## [Data supplied]
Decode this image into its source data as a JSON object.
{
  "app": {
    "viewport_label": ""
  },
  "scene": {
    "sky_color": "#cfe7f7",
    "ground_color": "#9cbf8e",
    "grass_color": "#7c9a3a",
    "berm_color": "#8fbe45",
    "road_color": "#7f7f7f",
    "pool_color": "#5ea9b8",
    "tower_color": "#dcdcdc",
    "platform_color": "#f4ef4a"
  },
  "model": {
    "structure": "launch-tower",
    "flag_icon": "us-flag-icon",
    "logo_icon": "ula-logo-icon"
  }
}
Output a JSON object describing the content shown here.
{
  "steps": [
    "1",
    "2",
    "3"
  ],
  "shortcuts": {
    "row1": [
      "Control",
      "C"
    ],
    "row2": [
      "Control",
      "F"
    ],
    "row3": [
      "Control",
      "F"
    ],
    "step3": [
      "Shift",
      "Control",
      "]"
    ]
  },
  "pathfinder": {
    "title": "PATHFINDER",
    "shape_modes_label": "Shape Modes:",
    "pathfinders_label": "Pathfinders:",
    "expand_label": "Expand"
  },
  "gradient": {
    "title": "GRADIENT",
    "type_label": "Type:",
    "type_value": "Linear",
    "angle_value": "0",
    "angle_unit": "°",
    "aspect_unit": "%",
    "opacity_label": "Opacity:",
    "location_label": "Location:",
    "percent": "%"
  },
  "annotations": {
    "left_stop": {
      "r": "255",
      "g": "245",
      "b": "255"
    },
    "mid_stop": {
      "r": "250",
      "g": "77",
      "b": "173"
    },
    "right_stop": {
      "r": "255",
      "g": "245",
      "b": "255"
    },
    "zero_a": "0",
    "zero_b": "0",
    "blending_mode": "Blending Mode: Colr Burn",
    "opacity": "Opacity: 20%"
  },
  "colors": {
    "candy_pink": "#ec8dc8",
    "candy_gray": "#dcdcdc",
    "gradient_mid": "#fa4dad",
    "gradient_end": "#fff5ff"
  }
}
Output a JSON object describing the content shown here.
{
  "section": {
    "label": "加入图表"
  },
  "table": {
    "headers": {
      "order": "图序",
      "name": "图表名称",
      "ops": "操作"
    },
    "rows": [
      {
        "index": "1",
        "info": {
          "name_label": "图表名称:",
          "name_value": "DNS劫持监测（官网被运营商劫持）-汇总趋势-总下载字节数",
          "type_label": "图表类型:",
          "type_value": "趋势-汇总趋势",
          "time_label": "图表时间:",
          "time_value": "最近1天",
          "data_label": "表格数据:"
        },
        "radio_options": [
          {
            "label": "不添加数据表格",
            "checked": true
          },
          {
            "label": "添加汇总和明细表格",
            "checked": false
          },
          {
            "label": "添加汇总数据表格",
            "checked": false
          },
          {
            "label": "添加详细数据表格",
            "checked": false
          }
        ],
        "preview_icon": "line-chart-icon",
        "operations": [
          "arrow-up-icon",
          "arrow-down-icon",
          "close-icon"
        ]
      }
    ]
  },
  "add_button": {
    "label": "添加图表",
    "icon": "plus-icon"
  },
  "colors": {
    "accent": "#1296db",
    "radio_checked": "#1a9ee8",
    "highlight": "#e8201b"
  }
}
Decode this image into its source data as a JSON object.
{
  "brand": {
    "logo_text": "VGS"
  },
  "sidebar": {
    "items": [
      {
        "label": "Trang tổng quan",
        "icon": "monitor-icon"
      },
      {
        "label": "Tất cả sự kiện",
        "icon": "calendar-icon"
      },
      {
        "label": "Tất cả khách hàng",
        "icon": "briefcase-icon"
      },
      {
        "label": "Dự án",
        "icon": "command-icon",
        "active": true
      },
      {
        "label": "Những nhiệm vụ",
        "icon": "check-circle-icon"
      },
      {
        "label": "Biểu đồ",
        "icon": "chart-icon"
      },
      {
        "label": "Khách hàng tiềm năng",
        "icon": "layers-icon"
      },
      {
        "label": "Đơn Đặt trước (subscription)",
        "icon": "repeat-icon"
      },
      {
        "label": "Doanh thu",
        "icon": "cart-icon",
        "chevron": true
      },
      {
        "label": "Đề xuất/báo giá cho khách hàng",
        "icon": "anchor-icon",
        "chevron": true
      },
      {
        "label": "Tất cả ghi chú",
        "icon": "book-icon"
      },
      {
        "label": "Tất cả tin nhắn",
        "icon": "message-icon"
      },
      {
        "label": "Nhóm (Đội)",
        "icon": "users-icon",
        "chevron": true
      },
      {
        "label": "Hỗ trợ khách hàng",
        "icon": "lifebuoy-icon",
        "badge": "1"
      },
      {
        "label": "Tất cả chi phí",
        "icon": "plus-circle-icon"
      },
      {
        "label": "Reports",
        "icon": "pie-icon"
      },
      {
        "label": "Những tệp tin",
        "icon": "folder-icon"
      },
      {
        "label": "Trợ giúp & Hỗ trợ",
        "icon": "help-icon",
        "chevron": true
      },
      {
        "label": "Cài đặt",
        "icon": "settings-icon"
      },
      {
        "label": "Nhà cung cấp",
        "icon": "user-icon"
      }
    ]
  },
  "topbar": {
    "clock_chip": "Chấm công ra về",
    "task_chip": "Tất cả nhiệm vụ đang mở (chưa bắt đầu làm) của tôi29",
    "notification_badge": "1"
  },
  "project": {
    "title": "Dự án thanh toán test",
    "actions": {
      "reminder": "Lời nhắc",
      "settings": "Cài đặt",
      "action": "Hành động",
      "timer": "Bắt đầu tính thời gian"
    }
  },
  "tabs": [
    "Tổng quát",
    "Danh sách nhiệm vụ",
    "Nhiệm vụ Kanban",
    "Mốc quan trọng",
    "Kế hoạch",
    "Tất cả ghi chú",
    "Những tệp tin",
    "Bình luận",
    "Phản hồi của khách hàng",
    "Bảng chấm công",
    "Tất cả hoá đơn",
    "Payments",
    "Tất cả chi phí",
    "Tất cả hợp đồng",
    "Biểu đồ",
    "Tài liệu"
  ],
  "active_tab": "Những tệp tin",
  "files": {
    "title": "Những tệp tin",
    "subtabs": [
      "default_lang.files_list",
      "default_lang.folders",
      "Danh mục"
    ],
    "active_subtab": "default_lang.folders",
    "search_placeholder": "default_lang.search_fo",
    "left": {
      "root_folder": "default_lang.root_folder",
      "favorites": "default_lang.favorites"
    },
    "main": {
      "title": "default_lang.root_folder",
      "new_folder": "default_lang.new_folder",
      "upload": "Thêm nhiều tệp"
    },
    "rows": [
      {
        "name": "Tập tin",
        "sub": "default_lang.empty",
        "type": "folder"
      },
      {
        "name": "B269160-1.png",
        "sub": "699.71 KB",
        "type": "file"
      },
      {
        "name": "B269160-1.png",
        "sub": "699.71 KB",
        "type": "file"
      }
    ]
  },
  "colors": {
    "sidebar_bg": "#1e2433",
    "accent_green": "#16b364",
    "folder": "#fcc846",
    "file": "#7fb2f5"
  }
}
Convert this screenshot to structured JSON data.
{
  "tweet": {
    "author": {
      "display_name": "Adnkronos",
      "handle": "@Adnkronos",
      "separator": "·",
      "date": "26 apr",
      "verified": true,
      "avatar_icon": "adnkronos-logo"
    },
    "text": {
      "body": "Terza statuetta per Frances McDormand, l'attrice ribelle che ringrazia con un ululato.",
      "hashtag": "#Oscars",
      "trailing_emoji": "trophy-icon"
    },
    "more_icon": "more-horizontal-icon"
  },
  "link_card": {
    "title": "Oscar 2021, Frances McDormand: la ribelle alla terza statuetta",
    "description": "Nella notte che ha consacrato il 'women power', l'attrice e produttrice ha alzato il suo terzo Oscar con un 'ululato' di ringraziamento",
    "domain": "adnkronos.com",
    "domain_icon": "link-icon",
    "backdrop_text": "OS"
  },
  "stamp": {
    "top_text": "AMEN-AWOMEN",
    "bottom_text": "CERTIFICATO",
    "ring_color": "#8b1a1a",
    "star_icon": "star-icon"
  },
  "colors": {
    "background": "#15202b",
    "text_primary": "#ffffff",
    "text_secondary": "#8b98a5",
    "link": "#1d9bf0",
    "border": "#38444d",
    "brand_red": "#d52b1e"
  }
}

## [Given problem]
Pull out each line of the listing that holds the string "circle".

## [Complete output]
        "icon": "check-circle-icon"
        "icon": "plus-circle-icon"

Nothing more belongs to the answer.